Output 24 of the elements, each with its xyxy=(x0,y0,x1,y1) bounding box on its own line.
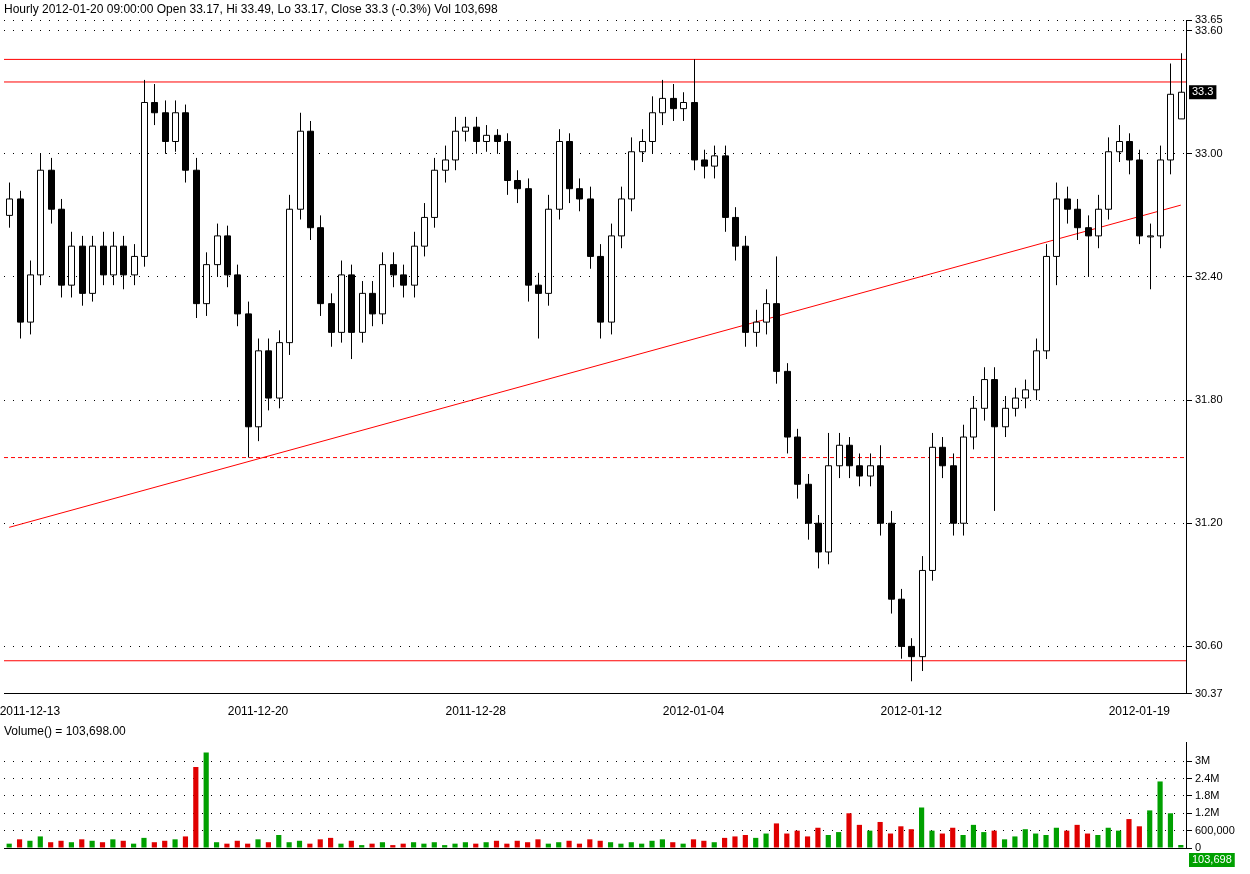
y-tick-label: 1.8M xyxy=(1195,788,1220,801)
y-tick-label: 1.2M xyxy=(1195,806,1220,819)
chart-title: Hourly 2012-01-20 09:00:00 Open 33.17, Hi 33.49, Lo 33.17, Close 33.3 (-0.3%) Vol 103,698 xyxy=(4,1,498,16)
y-tick-label: 600,000 xyxy=(1195,823,1235,836)
y-tick-label: 31.20 xyxy=(1195,516,1223,529)
x-tick-label: 2011-12-28 xyxy=(445,704,507,719)
y-tick-label: 33.00 xyxy=(1195,146,1223,159)
text: 33.3 xyxy=(1192,85,1214,98)
y-tick-label: 3M xyxy=(1195,754,1211,767)
y-tick-label: 0 xyxy=(1195,841,1202,854)
x-tick-label: 2012-01-12 xyxy=(880,704,943,719)
y-tick-label: 32.40 xyxy=(1195,269,1223,282)
y-tick-label: 30.60 xyxy=(1195,639,1223,652)
y-tick-label: 33.60 xyxy=(1195,23,1223,36)
x-tick-label: 2012-01-19 xyxy=(1108,704,1171,719)
x-tick-label: 2012-01-04 xyxy=(662,704,725,719)
y-tick-label: 2.4M xyxy=(1195,771,1220,784)
text: 103,698 xyxy=(1192,853,1232,866)
y-tick-label: 33.65 xyxy=(1195,13,1223,26)
y-tick-label: 30.37 xyxy=(1195,686,1223,699)
x-tick-label: 2011-12-20 xyxy=(227,704,289,719)
x-tick-label: 2011-12-13 xyxy=(0,704,61,719)
chart-title: Volume() = 103,698.00 xyxy=(4,723,127,738)
y-tick-label: 31.80 xyxy=(1195,393,1223,406)
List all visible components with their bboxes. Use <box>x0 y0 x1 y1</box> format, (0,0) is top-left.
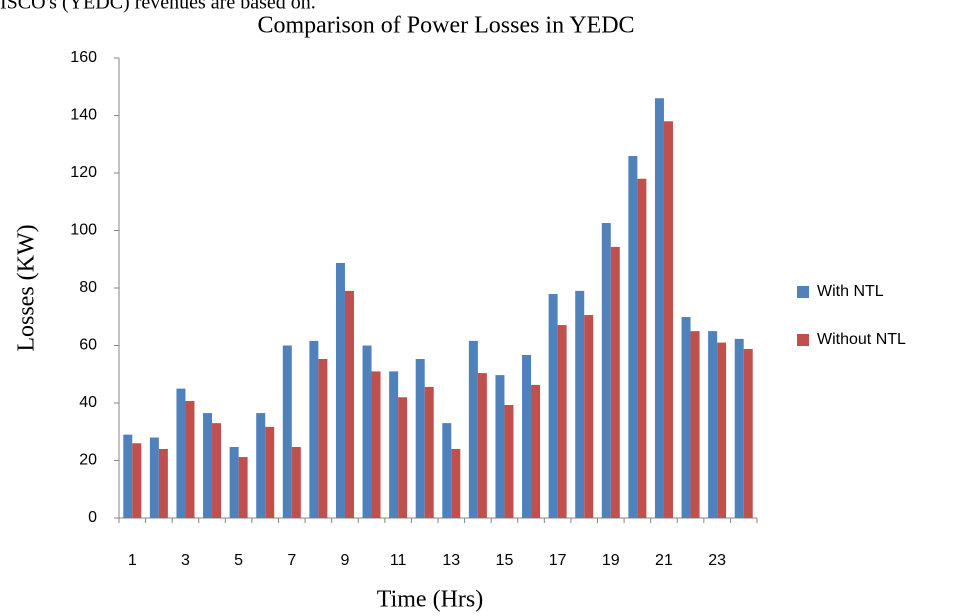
x-tick-label: 21 <box>655 552 673 569</box>
x-tick-label: 11 <box>390 552 407 569</box>
legend-label: Without NTL <box>817 331 906 348</box>
x-tick-label: 13 <box>442 552 460 569</box>
bar <box>238 457 248 518</box>
bar <box>504 405 514 518</box>
bar <box>557 325 567 518</box>
bar <box>318 359 328 518</box>
bar <box>203 413 213 518</box>
y-tick-label: 20 <box>79 452 97 469</box>
bar <box>398 397 408 518</box>
y-tick-label: 100 <box>70 222 97 239</box>
bar <box>291 446 301 518</box>
x-tick-label: 19 <box>602 552 620 569</box>
bar <box>522 354 532 518</box>
bar <box>362 345 372 518</box>
bar <box>681 317 691 518</box>
x-axis-label: Time (Hrs) <box>377 587 483 613</box>
bar <box>663 121 673 518</box>
bar <box>185 400 195 518</box>
x-tick-label: 5 <box>234 552 243 569</box>
bar <box>389 371 399 518</box>
y-tick-label: 60 <box>79 337 97 354</box>
legend-swatch <box>797 334 809 346</box>
bar <box>282 345 292 518</box>
y-tick-label: 160 <box>70 49 97 66</box>
bar <box>344 290 354 518</box>
chart-title: Comparison of Power Losses in YEDC <box>257 13 634 39</box>
bar <box>690 331 700 518</box>
legend-label: With NTL <box>817 283 884 300</box>
x-tick-label: 7 <box>287 552 296 569</box>
bar <box>442 423 452 518</box>
bar <box>575 290 585 518</box>
y-tick-label: 140 <box>70 107 97 124</box>
bar <box>123 434 133 518</box>
y-tick-label: 120 <box>70 164 97 181</box>
bar <box>717 342 727 518</box>
bar <box>335 262 345 518</box>
bar <box>743 348 753 518</box>
bar <box>371 371 381 518</box>
bar <box>708 331 718 518</box>
bar <box>610 246 620 518</box>
y-tick-label: 0 <box>88 509 97 526</box>
legend-swatch <box>797 286 809 298</box>
bar <box>495 375 505 518</box>
bar <box>468 340 478 518</box>
bar <box>654 98 664 518</box>
bar <box>548 294 558 518</box>
x-tick-label: 15 <box>496 552 514 569</box>
bar <box>132 443 142 518</box>
bar <box>415 359 425 518</box>
bar <box>158 449 168 518</box>
x-tick-label: 1 <box>128 552 137 569</box>
bar <box>531 384 541 518</box>
bar <box>451 449 461 518</box>
x-tick-label: 23 <box>708 552 726 569</box>
y-axis-label: Losses (KW) <box>14 224 40 351</box>
bar <box>477 373 487 518</box>
bar <box>212 423 222 518</box>
bar <box>229 446 239 518</box>
x-tick-label: 3 <box>181 552 190 569</box>
bar <box>176 388 186 518</box>
bar <box>734 338 744 518</box>
bar <box>149 437 159 518</box>
bar <box>265 426 275 518</box>
x-tick-label: 17 <box>549 552 567 569</box>
caption-fragment: ISCO's (YEDC) revenues are based on. <box>0 0 316 14</box>
bar <box>256 413 266 518</box>
bar <box>424 386 434 518</box>
bar <box>584 315 594 518</box>
x-tick-label: 9 <box>341 552 350 569</box>
bar <box>628 156 638 518</box>
y-tick-label: 80 <box>79 279 97 296</box>
bar <box>637 178 647 518</box>
y-tick-label: 40 <box>79 394 97 411</box>
bar <box>309 340 319 518</box>
bar <box>601 223 611 518</box>
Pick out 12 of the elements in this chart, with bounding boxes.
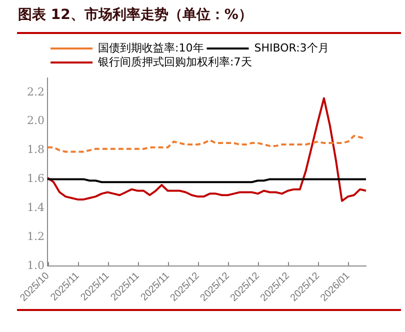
- y-tick-label: 1.2: [27, 230, 45, 243]
- line-series: [46, 134, 367, 153]
- chart-title: 图表 12、市场利率走势（单位：%）: [18, 6, 252, 24]
- y-tick-label: 2.0: [27, 114, 45, 128]
- y-tick-label: 1.6: [27, 172, 45, 186]
- y-tick-label: 1.0: [27, 258, 45, 272]
- y-tick-label: 1.4: [27, 200, 45, 214]
- y-tick-label: 1.8: [27, 143, 45, 156]
- y-tick-label: 2.2: [27, 85, 45, 98]
- legend-label: 国债到期收益率:10年: [98, 41, 204, 54]
- legend-label: SHIBOR:3个月: [254, 41, 329, 54]
- legend-label: 银行间质押式回购加权利率:7天: [97, 55, 252, 68]
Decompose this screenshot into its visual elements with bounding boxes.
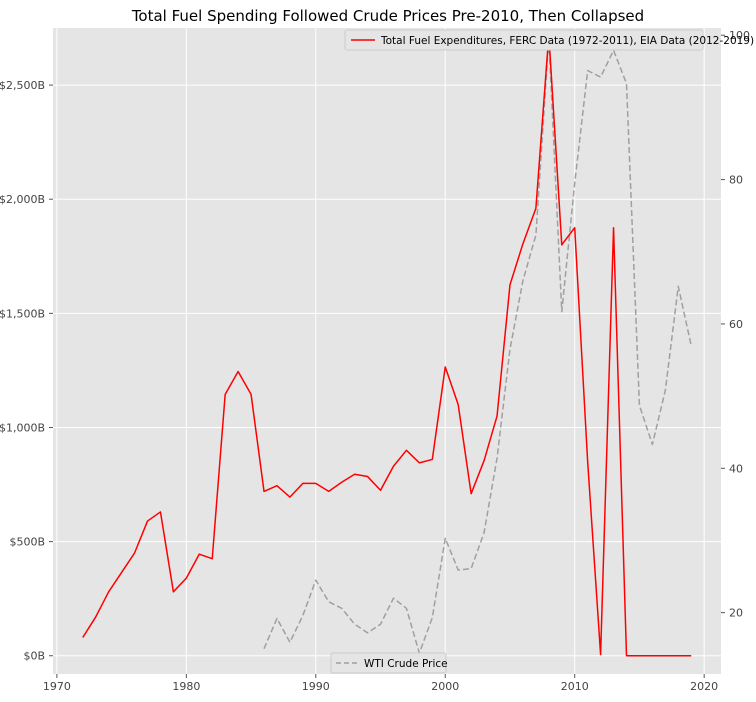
series-line-fuel-expenditures: [82, 34, 692, 657]
x-tick-label: 1980: [172, 680, 200, 693]
y-tick-label: $2,500B: [0, 79, 45, 92]
x-axis: 1970 1980 1990 2000 2010 2020: [43, 674, 718, 693]
y-tick-label: $500B: [9, 536, 45, 549]
grid: [53, 28, 721, 674]
y2-tick-label: 20: [729, 607, 743, 620]
legend-bottom: WTI Crude Price: [330, 652, 448, 674]
x-tick-label: 2020: [690, 680, 718, 693]
series-line-wti-crude-price: [263, 37, 692, 654]
x-tick-label: 1970: [43, 680, 71, 693]
plot-area: [53, 28, 721, 674]
y-axis-left: $0B $500B $1,000B $1,500B $2,000B $2,500B: [0, 79, 53, 663]
y2-tick-label: 100: [729, 29, 750, 42]
y-tick-label: $2,000B: [0, 193, 45, 206]
y2-tick-label: 40: [729, 462, 743, 475]
chart-title: Total Fuel Spending Followed Crude Price…: [131, 7, 644, 25]
legend-bottom-box: [330, 652, 447, 674]
series-layer: [82, 34, 692, 657]
y-tick-label: $1,500B: [0, 307, 45, 320]
legend-bottom-label: WTI Crude Price: [364, 658, 448, 670]
y2-tick-label: 60: [729, 318, 743, 331]
y2-tick-label: 80: [729, 174, 743, 187]
legend-top: Total Fuel Expenditures, FERC Data (1972…: [344, 29, 754, 51]
y-tick-label: $0B: [23, 650, 45, 663]
legend-top-box: [344, 29, 704, 51]
x-tick-label: 2000: [431, 680, 459, 693]
legend-top-label: Total Fuel Expenditures, FERC Data (1972…: [380, 35, 754, 47]
x-tick-label: 2010: [561, 680, 589, 693]
y-tick-label: $1,000B: [0, 421, 45, 434]
x-tick-label: 1990: [302, 680, 330, 693]
y-axis-right: 20 40 60 80 100: [721, 29, 750, 620]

▶ **Exercise goal**
Reproduce the lines verbatim, beginning with the first line of the records and continuing through the line containing "List all visible", with both ends included. Omit the pictures from your answer.

▶ **Reply to the exercise**
Output 24 of the elements, each with its xyxy=(x0,y0,x1,y1) bounding box on its own line.
y-tick-label: 1.8M xyxy=(1195,788,1220,801)
y-tick-label: 1.2M xyxy=(1195,806,1220,819)
chart-title: Hourly 2012-01-20 09:00:00 Open 33.17, Hi 33.49, Lo 33.17, Close 33.3 (-0.3%) Vol 103,698 xyxy=(4,1,498,16)
y-tick-label: 600,000 xyxy=(1195,823,1235,836)
y-tick-label: 31.20 xyxy=(1195,516,1223,529)
x-tick-label: 2011-12-28 xyxy=(445,704,507,719)
y-tick-label: 33.00 xyxy=(1195,146,1223,159)
text: 33.3 xyxy=(1192,85,1214,98)
y-tick-label: 3M xyxy=(1195,754,1211,767)
y-tick-label: 0 xyxy=(1195,841,1202,854)
x-tick-label: 2012-01-12 xyxy=(880,704,943,719)
y-tick-label: 32.40 xyxy=(1195,269,1223,282)
y-tick-label: 30.60 xyxy=(1195,639,1223,652)
y-tick-label: 33.60 xyxy=(1195,23,1223,36)
x-tick-label: 2012-01-19 xyxy=(1108,704,1171,719)
x-tick-label: 2012-01-04 xyxy=(662,704,725,719)
y-tick-label: 2.4M xyxy=(1195,771,1220,784)
text: 103,698 xyxy=(1192,853,1232,866)
y-tick-label: 33.65 xyxy=(1195,13,1223,26)
y-tick-label: 30.37 xyxy=(1195,686,1223,699)
x-tick-label: 2011-12-20 xyxy=(227,704,289,719)
x-tick-label: 2011-12-13 xyxy=(0,704,61,719)
chart-title: Volume() = 103,698.00 xyxy=(4,723,127,738)
y-tick-label: 31.80 xyxy=(1195,393,1223,406)
List all visible components with their bboxes. Use <box>x0 y0 x1 y1</box> format, (0,0) is top-left.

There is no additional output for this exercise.